The input
+---+
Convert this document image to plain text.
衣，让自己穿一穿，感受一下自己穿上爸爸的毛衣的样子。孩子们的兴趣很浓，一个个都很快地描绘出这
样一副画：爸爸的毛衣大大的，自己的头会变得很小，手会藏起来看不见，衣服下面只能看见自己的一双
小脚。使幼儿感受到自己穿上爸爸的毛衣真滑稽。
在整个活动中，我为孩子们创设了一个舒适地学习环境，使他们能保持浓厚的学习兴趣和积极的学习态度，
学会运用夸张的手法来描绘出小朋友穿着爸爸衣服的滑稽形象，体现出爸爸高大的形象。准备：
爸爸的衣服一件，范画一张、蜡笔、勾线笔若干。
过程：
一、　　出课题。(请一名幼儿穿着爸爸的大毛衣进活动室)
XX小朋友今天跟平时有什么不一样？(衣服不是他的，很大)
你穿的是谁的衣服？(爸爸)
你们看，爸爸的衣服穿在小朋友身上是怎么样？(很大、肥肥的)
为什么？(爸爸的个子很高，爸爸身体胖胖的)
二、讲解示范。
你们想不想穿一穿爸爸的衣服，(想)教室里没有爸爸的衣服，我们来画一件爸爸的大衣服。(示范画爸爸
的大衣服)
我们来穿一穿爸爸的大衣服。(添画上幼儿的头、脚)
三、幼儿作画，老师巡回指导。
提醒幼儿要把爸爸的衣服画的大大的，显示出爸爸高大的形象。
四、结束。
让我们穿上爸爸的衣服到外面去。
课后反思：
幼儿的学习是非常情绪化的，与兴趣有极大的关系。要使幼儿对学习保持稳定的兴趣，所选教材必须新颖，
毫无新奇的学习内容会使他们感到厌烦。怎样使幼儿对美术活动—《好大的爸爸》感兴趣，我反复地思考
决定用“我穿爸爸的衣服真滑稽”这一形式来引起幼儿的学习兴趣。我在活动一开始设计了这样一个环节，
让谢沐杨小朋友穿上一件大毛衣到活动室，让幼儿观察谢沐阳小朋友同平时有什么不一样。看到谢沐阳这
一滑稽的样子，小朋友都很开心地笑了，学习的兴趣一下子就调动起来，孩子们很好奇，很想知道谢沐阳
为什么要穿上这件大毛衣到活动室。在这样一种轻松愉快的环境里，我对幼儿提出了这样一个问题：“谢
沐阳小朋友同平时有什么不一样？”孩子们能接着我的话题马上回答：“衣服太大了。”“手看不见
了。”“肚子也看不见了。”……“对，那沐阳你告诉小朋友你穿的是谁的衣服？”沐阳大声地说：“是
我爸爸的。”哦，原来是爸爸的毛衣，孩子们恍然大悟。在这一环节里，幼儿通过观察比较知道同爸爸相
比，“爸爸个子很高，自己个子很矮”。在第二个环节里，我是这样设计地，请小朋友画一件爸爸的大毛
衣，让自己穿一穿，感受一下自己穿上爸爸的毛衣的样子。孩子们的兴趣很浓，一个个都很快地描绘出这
+---+
Written instruction
Reproduce each entry exactly, leaving out nothing.

Solution for this task
Convert this document image to plain text.
衣，让自己穿一穿，感受一下自己穿上爸爸的毛衣的样子。孩子们的兴趣很浓，一个个都很快地描绘出这
样一副画：爸爸的毛衣大大的，自己的头会变得很小，手会藏起来看不见，衣服下面只能看见自己的一双
小脚。使幼儿感受到自己穿上爸爸的毛衣真滑稽。
在整个活动中，我为孩子们创设了一个舒适地学习环境，使他们能保持浓厚的学习兴趣和积极的学习态度，
学会运用夸张的手法来描绘出小朋友穿着爸爸衣服的滑稽形象，体现出爸爸高大的形象。准备：
爸爸的衣服一件，范画一张、蜡笔、勾线笔若干。
过程：
一、　　出课题。(请一名幼儿穿着爸爸的大毛衣进活动室)
XX小朋友今天跟平时有什么不一样？(衣服不是他的，很大)
你穿的是谁的衣服？(爸爸)
你们看，爸爸的衣服穿在小朋友身上是怎么样？(很大、肥肥的)
为什么？(爸爸的个子很高，爸爸身体胖胖的)
二、讲解示范。
你们想不想穿一穿爸爸的衣服，(想)教室里没有爸爸的衣服，我们来画一件爸爸的大衣服。(示范画爸爸
的大衣服)
我们来穿一穿爸爸的大衣服。(添画上幼儿的头、脚)
三、幼儿作画，老师巡回指导。
提醒幼儿要把爸爸的衣服画的大大的，显示出爸爸高大的形象。
四、结束。
让我们穿上爸爸的衣服到外面去。
课后反思：
幼儿的学习是非常情绪化的，与兴趣有极大的关系。要使幼儿对学习保持稳定的兴趣，所选教材必须新颖，
毫无新奇的学习内容会使他们感到厌烦。怎样使幼儿对美术活动—《好大的爸爸》感兴趣，我反复地思考
决定用“我穿爸爸的衣服真滑稽”这一形式来引起幼儿的学习兴趣。我在活动一开始设计了这样一个环节，
让谢沐杨小朋友穿上一件大毛衣到活动室，让幼儿观察谢沐阳小朋友同平时有什么不一样。看到谢沐阳这
一滑稽的样子，小朋友都很开心地笑了，学习的兴趣一下子就调动起来，孩子们很好奇，很想知道谢沐阳
为什么要穿上这件大毛衣到活动室。在这样一种轻松愉快的环境里，我对幼儿提出了这样一个问题：“谢
沐阳小朋友同平时有什么不一样？”孩子们能接着我的话题马上回答：“衣服太大了。”“手看不见
了。”“肚子也看不见了。”……“对，那沐阳你告诉小朋友你穿的是谁的衣服？”沐阳大声地说：“是
我爸爸的。”哦，原来是爸爸的毛衣，孩子们恍然大悟。在这一环节里，幼儿通过观察比较知道同爸爸相
比，“爸爸个子很高，自己个子很矮”。在第二个环节里，我是这样设计地，请小朋友画一件爸爸的大毛
衣，让自己穿一穿，感受一下自己穿上爸爸的毛衣的样子。孩子们的兴趣很浓，一个个都很快地描绘出这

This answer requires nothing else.